Dataset items
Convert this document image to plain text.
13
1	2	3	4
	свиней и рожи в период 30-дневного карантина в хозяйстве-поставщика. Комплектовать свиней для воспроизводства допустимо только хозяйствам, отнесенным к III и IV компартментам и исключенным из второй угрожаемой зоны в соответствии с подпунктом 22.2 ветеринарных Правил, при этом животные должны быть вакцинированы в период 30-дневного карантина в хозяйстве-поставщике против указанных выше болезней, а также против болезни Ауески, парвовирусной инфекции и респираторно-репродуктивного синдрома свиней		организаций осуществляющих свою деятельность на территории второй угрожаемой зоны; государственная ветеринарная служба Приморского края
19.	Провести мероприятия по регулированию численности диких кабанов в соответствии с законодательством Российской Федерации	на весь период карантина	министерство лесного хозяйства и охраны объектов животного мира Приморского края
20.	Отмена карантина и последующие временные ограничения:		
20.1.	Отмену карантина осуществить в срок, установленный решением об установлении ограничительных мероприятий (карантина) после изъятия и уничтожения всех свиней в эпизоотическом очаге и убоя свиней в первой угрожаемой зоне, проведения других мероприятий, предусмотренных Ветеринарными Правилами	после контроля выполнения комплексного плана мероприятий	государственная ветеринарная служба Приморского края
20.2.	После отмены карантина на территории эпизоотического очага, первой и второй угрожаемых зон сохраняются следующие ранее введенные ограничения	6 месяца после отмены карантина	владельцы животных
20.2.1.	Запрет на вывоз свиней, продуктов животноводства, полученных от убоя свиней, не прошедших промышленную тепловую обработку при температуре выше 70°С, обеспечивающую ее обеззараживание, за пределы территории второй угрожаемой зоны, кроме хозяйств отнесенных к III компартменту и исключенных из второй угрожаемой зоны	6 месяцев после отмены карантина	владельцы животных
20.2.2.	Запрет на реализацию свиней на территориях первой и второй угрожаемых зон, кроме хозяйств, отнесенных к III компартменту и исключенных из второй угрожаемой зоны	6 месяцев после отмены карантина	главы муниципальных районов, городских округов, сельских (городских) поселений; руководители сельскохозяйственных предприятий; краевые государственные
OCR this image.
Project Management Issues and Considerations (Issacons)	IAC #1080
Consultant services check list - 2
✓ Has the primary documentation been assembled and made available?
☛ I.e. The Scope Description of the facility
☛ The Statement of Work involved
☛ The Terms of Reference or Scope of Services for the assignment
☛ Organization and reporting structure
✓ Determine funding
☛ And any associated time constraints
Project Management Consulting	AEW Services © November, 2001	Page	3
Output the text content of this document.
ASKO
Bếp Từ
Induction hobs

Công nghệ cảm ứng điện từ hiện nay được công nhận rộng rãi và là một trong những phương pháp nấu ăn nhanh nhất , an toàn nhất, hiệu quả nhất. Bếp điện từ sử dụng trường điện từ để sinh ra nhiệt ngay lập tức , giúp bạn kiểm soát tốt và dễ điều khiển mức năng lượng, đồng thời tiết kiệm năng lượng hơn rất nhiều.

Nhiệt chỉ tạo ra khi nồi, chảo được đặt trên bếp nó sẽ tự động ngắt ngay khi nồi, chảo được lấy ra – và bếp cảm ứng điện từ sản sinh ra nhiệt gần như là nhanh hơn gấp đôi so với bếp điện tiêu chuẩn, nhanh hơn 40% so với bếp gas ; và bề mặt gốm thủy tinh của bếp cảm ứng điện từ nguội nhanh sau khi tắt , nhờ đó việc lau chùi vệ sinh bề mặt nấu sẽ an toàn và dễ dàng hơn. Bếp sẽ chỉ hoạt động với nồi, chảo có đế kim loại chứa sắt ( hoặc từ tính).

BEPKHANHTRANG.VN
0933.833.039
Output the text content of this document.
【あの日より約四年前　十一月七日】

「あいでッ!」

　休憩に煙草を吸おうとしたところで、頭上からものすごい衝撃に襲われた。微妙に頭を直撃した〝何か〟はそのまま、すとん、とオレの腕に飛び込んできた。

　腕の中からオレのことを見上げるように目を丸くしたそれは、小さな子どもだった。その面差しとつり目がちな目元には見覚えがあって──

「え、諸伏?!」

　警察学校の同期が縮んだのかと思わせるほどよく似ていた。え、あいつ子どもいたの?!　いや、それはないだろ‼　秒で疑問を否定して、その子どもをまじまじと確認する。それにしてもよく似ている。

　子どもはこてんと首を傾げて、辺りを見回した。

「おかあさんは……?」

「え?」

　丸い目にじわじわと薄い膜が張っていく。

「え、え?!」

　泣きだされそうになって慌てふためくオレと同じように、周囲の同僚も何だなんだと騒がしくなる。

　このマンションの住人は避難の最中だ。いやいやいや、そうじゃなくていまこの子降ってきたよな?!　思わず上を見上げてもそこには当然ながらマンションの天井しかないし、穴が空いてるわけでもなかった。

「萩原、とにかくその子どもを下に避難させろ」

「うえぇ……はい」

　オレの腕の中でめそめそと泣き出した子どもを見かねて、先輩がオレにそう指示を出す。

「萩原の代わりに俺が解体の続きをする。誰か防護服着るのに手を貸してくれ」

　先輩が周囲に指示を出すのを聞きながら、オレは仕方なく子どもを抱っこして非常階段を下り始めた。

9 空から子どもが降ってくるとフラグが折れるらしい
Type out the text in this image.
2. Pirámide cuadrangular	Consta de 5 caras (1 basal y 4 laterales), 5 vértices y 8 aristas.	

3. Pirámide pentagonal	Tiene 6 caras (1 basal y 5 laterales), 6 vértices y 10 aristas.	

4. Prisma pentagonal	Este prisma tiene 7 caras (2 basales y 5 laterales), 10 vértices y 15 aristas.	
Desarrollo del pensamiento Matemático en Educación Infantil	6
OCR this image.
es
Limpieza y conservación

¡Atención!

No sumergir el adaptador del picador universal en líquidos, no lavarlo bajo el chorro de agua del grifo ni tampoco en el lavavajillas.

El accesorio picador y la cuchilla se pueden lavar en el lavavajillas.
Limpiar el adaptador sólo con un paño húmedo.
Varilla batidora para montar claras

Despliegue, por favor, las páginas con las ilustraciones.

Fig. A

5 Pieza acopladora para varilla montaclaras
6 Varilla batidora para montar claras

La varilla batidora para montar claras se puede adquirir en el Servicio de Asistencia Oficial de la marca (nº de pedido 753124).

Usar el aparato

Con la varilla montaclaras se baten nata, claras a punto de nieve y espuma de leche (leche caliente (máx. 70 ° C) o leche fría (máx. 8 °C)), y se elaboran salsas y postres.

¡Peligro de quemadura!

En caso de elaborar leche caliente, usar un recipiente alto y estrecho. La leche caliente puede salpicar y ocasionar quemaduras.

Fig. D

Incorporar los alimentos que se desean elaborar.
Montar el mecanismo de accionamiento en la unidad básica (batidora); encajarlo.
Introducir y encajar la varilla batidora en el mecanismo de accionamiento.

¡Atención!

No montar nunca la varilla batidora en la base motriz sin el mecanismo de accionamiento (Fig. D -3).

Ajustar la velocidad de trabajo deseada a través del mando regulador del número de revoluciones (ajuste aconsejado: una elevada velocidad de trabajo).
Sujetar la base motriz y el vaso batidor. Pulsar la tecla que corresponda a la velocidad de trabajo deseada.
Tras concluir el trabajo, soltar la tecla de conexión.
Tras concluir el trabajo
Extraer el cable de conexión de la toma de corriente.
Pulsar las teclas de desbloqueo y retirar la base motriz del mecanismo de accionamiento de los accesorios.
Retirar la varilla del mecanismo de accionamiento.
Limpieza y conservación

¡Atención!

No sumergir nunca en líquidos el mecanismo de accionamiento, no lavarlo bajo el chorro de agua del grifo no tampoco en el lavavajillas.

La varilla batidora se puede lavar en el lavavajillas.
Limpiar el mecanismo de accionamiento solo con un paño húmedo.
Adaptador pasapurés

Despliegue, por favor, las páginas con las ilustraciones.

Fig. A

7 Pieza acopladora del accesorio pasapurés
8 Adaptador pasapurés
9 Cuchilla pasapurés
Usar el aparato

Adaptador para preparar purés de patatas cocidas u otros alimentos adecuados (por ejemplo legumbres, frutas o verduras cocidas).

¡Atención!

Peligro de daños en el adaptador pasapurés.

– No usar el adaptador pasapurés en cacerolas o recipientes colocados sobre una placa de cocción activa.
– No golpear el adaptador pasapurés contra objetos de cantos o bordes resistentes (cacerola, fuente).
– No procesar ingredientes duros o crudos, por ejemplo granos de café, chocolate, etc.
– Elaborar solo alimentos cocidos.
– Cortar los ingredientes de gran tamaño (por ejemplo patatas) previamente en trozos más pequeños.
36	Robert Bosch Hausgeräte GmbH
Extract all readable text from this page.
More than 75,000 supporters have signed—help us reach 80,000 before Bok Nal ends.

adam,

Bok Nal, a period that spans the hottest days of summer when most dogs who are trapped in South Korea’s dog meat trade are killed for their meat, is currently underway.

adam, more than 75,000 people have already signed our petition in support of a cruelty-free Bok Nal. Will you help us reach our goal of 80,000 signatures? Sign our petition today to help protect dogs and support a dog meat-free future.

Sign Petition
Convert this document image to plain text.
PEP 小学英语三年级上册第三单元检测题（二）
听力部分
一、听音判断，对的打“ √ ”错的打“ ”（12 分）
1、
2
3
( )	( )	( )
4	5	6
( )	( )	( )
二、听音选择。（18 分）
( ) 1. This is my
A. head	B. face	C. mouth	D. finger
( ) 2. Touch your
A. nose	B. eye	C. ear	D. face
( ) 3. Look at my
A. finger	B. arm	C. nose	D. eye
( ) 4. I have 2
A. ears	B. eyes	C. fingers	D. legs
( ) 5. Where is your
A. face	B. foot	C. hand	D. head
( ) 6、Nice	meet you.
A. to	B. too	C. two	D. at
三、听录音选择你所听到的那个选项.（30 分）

● Work instructions:
Wherever "được" shows up in a line, copy that line.

● Task answer:
Công nghệ cảm ứng điện từ hiện nay được công nhận rộng rãi và là một trong những phương pháp nấu ăn nhanh nhất , an toàn nhất, hiệu quả nhất. Bếp điện từ sử dụng trường điện từ để sinh ra nhiệt ngay lập tức , giúp bạn kiểm soát tốt và dễ điều khiển mức năng lượng, đồng thời tiết kiệm năng lượng hơn rất nhiều.
Nhiệt chỉ tạo ra khi nồi, chảo được đặt trên bếp nó sẽ tự động ngắt ngay khi nồi, chảo được lấy ra – và bếp cảm ứng điện từ sản sinh ra nhiệt gần như là nhanh hơn gấp đôi so với bếp điện tiêu chuẩn, nhanh hơn 40% so với bếp gas ; và bề mặt gốm thủy tinh của bếp cảm ứng điện từ nguội nhanh sau khi tắt , nhờ đó việc lau chùi vệ sinh bề mặt nấu sẽ an toàn và dễ dàng hơn. Bếp sẽ chỉ hoạt động với nồi, chảo có đế kim loại chứa sắt ( hoặc từ tính).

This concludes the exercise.